— PROMPT —
Reproduce everything from the start of the records down to the line containing "- legend-item[interactable]: 轻度污染: [670, 532, 768, 557]", swapping every "x-tick-label" for "x-axis-tick" and leaving all else unchanged. Return only those lines.
-- Begin --
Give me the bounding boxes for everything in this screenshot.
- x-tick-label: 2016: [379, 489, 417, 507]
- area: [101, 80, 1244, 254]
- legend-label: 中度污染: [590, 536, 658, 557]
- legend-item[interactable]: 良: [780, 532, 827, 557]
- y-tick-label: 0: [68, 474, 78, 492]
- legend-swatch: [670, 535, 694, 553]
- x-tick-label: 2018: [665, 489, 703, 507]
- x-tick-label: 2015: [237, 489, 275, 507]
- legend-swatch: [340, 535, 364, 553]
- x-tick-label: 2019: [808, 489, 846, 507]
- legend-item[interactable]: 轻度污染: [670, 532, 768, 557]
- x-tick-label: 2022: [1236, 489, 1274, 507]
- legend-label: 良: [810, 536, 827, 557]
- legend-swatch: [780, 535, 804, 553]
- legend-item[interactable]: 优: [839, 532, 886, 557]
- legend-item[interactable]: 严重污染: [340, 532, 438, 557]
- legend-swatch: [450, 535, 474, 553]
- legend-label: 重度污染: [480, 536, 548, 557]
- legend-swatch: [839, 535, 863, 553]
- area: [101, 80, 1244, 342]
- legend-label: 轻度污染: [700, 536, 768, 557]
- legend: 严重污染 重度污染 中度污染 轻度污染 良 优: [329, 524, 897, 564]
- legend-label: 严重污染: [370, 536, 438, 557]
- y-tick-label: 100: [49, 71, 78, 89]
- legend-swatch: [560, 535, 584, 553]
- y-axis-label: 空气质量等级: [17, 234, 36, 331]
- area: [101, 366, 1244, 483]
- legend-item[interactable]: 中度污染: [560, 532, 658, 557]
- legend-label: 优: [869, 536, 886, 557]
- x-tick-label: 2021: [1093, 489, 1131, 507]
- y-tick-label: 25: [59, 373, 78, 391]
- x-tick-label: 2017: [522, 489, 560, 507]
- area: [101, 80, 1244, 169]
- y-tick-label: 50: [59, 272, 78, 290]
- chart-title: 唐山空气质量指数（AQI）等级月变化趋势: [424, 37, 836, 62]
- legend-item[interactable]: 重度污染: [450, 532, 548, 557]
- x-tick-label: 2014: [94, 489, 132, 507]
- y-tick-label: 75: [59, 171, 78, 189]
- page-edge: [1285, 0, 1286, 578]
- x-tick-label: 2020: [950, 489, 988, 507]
-- End --
— WRITTEN RESPONSE —
Give me the bounding boxes for everything in this screenshot.
- x-axis-tick: 2016: [379, 489, 417, 507]
- area: [101, 80, 1244, 254]
- legend-label: 中度污染: [590, 536, 658, 557]
- legend-item[interactable]: 良: [780, 532, 827, 557]
- y-tick-label: 0: [68, 474, 78, 492]
- legend-swatch: [670, 535, 694, 553]
- x-axis-tick: 2018: [665, 489, 703, 507]
- x-axis-tick: 2015: [237, 489, 275, 507]
- legend-swatch: [340, 535, 364, 553]
- x-axis-tick: 2019: [808, 489, 846, 507]
- legend-item[interactable]: 轻度污染: [670, 532, 768, 557]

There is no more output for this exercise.